What needs to be done. Gather all lines from the material that contain the word "this".
◆ ◆ ◆ ◆ ◆
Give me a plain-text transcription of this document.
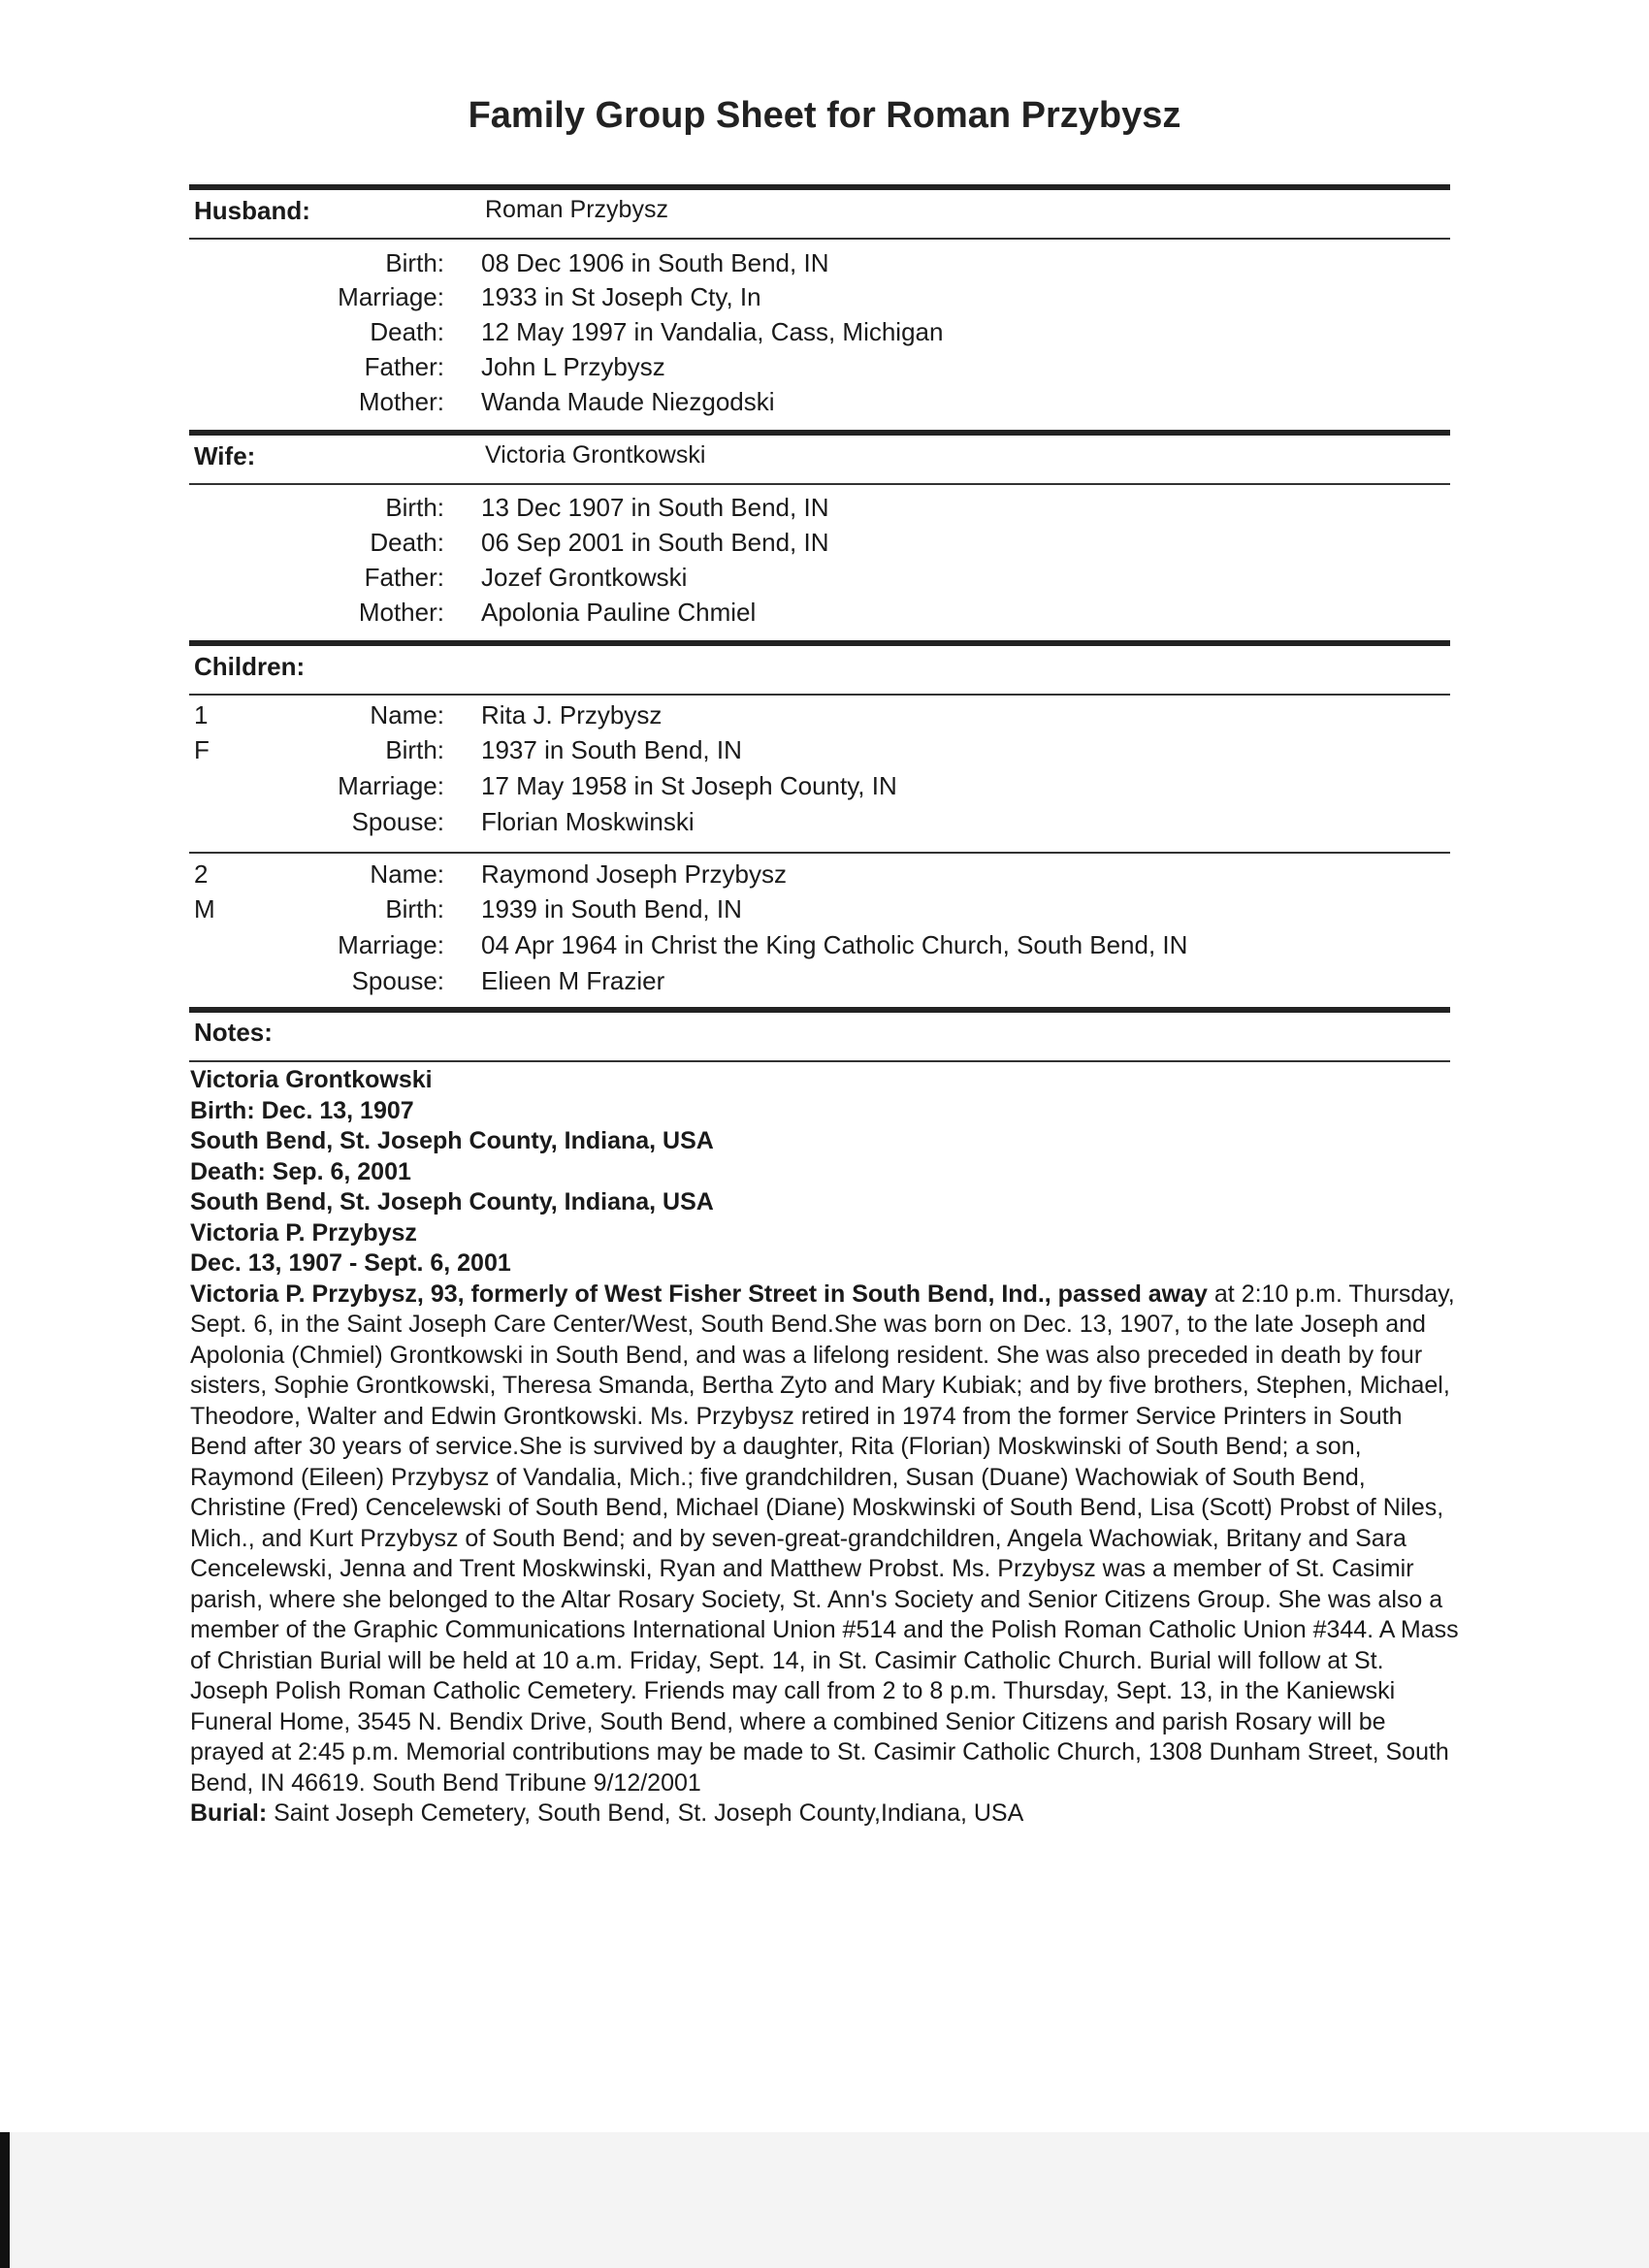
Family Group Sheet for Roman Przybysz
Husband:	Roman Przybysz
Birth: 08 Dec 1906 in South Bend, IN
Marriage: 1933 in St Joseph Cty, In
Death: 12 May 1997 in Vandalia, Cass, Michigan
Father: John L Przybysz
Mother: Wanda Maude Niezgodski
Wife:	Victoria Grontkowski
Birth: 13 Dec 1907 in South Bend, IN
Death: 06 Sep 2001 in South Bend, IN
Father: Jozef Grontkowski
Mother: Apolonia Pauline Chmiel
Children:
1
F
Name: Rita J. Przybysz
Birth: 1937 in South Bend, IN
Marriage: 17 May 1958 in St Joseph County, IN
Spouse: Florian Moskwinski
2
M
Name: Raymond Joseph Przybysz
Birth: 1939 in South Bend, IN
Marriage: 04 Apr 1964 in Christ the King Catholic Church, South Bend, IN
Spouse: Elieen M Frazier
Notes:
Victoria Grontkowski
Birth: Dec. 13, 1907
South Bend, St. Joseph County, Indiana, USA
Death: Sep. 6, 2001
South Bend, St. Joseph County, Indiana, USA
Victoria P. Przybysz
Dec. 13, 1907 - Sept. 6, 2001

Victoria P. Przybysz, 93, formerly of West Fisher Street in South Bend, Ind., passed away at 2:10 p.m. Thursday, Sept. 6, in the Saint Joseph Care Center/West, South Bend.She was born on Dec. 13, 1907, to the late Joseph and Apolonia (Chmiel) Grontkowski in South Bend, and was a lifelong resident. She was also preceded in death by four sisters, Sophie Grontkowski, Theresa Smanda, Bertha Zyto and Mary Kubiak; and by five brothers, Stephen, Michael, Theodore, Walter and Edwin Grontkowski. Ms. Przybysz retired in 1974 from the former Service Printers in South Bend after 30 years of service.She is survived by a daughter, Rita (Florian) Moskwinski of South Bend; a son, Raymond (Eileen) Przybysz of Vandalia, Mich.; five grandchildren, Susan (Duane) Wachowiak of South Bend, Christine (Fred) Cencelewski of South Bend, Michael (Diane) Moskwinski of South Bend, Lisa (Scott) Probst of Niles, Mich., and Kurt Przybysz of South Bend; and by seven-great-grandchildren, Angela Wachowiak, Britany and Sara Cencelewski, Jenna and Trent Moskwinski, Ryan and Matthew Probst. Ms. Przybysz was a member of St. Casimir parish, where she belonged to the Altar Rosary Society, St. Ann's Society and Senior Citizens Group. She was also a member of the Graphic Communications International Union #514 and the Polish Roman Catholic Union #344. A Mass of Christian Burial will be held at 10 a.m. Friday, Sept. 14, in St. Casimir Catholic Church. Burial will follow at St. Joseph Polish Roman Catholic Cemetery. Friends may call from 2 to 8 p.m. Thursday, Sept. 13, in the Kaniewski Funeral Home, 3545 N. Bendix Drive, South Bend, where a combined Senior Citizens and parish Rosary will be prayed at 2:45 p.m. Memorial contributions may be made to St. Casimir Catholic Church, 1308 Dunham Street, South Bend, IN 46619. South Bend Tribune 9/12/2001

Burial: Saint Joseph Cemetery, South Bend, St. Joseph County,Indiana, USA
◆ ◆ ◆ ◆ ◆
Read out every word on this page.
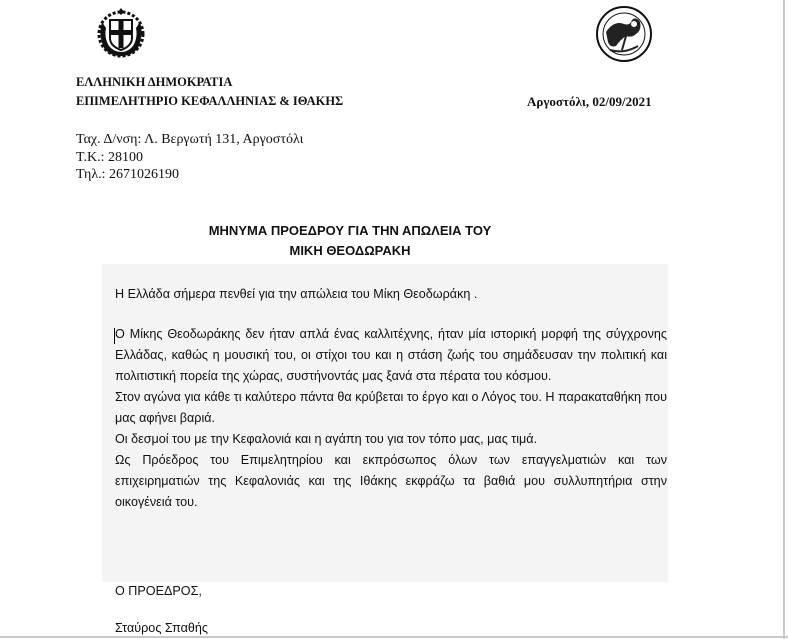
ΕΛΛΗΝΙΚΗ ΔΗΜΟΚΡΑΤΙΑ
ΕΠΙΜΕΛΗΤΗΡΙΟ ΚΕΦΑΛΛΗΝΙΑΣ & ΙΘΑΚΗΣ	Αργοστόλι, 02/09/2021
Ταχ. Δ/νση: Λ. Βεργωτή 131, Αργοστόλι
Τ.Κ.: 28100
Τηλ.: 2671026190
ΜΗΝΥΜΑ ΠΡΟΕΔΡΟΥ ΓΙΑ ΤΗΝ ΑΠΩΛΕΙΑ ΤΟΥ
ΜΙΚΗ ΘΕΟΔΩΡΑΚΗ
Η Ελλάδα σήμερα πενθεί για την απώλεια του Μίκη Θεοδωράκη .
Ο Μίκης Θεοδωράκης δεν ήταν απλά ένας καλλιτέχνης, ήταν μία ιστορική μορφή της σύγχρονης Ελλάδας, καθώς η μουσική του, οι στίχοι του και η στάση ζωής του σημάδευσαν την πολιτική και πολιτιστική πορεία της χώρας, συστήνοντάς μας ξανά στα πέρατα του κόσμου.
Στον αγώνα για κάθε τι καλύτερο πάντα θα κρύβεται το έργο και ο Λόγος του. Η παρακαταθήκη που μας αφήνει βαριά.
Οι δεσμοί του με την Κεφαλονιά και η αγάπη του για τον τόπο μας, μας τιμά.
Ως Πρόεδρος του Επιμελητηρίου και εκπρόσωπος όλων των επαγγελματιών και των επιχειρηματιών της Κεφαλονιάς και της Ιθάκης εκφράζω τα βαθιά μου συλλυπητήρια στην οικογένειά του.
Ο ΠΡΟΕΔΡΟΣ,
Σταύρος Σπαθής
◆ ◆ ◆ ◆ ◆
The output.
Give me a plain-text transcription of this document.
Read out every word on this page.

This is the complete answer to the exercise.